* Begin RECORDED DATA *

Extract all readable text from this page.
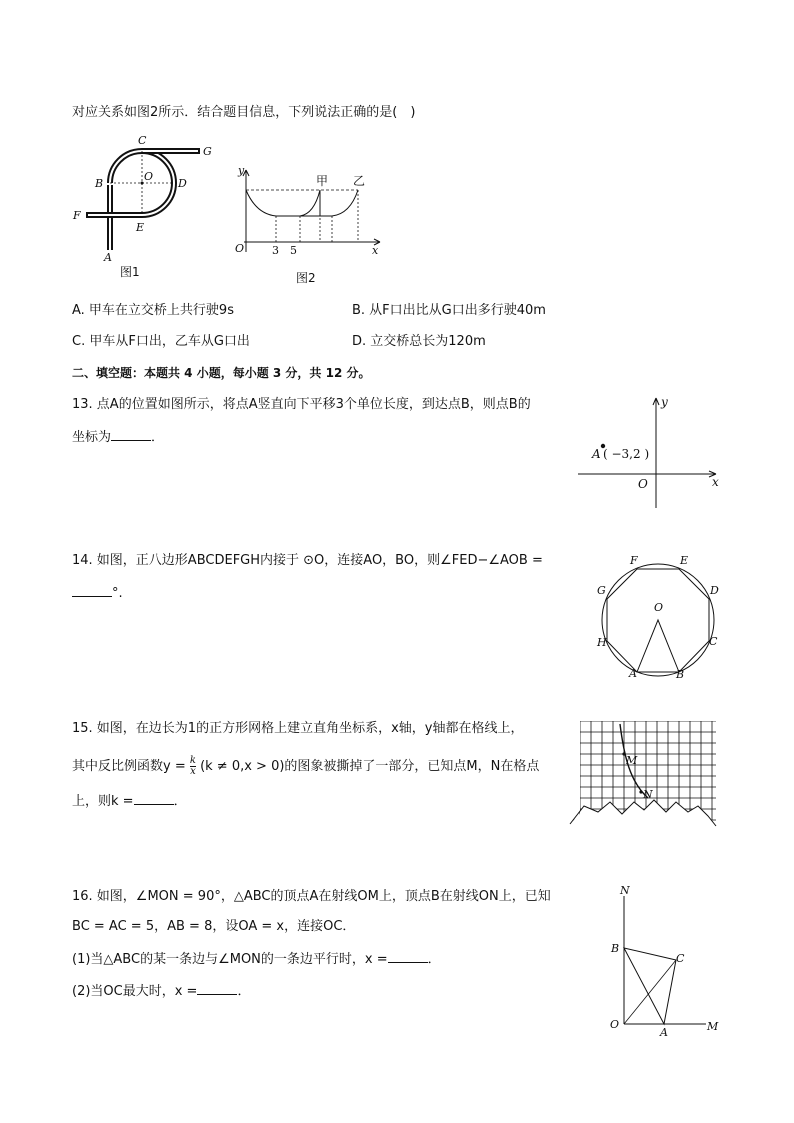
对应关系如图2所示．结合题目信息，下列说法正确的是(　)
A
B
C
D
E
F
G
O
图1
y
x
O	3 5
甲 乙
图2
A. 甲车在立交桥上共行驶9s	B. 从F口出比从G口出多行驶40m
C. 甲车从F口出，乙车从G口出	D. 立交桥总长为120m
二、填空题：本题共 4 小题，每小题 3 分，共 12 分。
13. 点A的位置如图所示，将点A竖直向下平移3个单位长度，到达点B，则点B的
坐标为	．
A ( −3,2 )
O	x
y
14. 如图，正八边形ABCDEFGH内接于 ⊙O，连接AO，BO，则∠FED−∠AOB =
°.
A	B
C
D
E
F
G
H
O
15. 如图，在边长为1的正方形网格上建立直角坐标系，x轴，y轴都在格线上，
其中反比例函数$y = \frac{k}{x} (k \ne 0,x > 0)$的图象被撕掉了一部分，已知点M，N在格点
上，则k =	．
M
N
16. 如图，∠MON = 90°，△ABC的顶点A在射线OM上，顶点B在射线ON上，已知
BC = AC = 5，AB = 8，设OA = x，连接OC．
(1)当△ABC的某一条边与∠MON的一条边平行时，x =	．
(2)当OC最大时，x =	．
N
B
C
O
A	M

* End RECORDED DATA *

Repeat the records above exactly, leaving out the pictures.

Extract all readable text from this page.
对应关系如图2所示．结合题目信息，下列说法正确的是(　)
A
B
C
D
E
F
G
O
图1
y
x
O	3 5
甲 乙
图2
A. 甲车在立交桥上共行驶9s	B. 从F口出比从G口出多行驶40m
C. 甲车从F口出，乙车从G口出	D. 立交桥总长为120m
二、填空题：本题共 4 小题，每小题 3 分，共 12 分。
13. 点A的位置如图所示，将点A竖直向下平移3个单位长度，到达点B，则点B的
坐标为	．
A ( −3,2 )
O	x
y
14. 如图，正八边形ABCDEFGH内接于 ⊙O，连接AO，BO，则∠FED−∠AOB =
°.
A	B
C
D
E
F
G
H
O
15. 如图，在边长为1的正方形网格上建立直角坐标系，x轴，y轴都在格线上，
其中反比例函数$y = \frac{k}{x} (k \ne 0,x > 0)$的图象被撕掉了一部分，已知点M，N在格点
上，则k =	．
M
N
16. 如图，∠MON = 90°，△ABC的顶点A在射线OM上，顶点B在射线ON上，已知
BC = AC = 5，AB = 8，设OA = x，连接OC．
(1)当△ABC的某一条边与∠MON的一条边平行时，x =	．
(2)当OC最大时，x =	．
N
B
C
O
A	M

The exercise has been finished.